WRITTEN REQUEST
Of the lines in the records that follow, how many include the word "this"? Answer with a bare number.
-- start SOURCE MATERIAL --
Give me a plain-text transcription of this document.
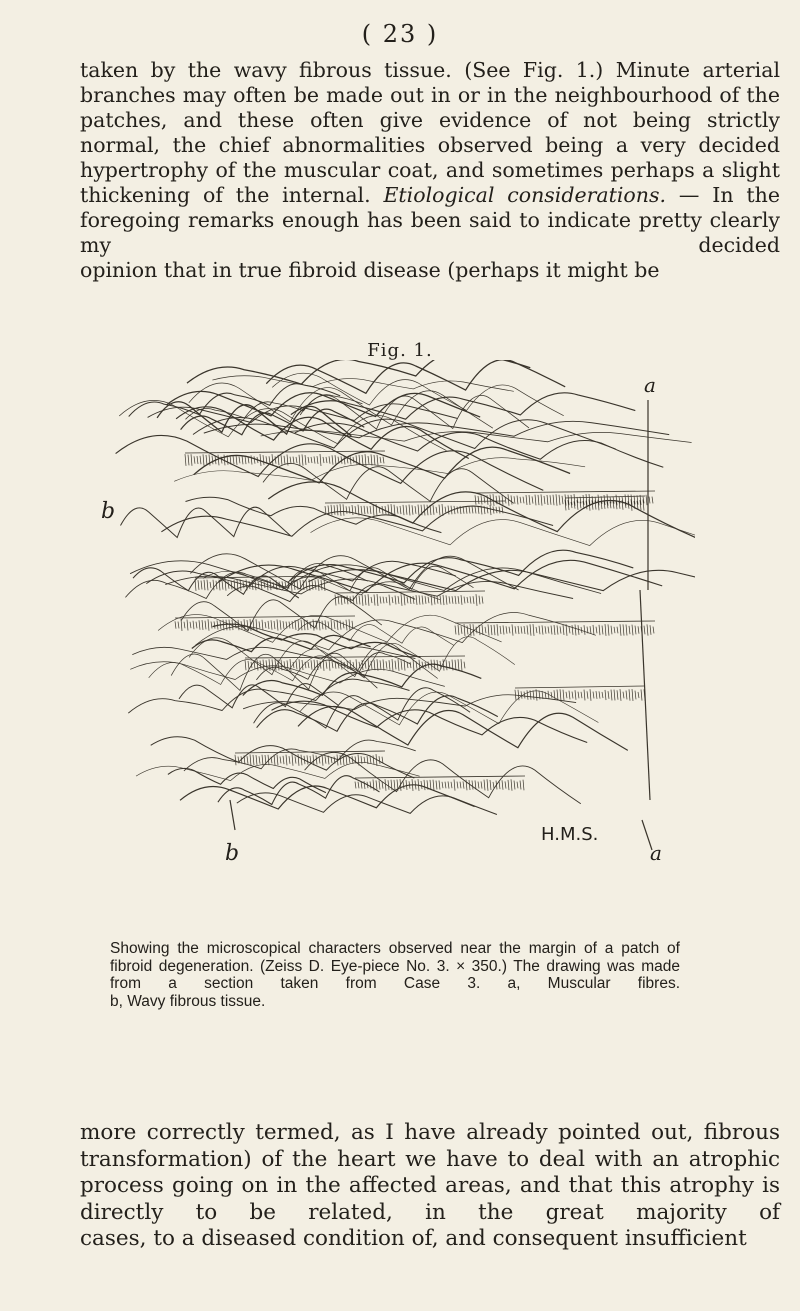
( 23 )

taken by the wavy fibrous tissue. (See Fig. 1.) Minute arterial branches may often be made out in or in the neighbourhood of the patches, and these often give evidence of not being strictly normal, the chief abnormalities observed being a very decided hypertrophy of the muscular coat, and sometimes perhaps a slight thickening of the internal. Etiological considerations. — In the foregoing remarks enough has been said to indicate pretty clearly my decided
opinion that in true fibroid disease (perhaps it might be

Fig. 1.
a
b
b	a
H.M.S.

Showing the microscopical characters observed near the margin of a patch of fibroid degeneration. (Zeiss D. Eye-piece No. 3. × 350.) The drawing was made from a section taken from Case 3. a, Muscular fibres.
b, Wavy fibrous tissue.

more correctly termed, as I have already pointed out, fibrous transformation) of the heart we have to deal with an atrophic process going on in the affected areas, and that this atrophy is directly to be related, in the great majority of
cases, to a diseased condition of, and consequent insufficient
-- end SOURCE MATERIAL --
-- start SOURCE MATERIAL --
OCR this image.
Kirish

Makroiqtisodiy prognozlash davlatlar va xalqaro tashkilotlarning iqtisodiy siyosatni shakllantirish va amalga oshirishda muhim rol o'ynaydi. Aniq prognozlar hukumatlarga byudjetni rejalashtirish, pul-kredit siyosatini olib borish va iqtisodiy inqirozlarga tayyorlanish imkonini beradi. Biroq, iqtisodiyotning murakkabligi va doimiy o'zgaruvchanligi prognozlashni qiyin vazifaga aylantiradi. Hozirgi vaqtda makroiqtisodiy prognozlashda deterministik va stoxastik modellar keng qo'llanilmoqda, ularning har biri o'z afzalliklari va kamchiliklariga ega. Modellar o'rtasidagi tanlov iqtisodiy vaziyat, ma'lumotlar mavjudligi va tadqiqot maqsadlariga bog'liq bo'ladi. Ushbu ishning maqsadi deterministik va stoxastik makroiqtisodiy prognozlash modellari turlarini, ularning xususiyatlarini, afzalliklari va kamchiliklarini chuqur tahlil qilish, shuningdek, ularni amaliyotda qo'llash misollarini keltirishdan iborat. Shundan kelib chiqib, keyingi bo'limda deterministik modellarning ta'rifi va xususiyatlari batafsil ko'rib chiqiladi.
-- end SOURCE MATERIAL --
ANSWER TO THE PROBLEM
3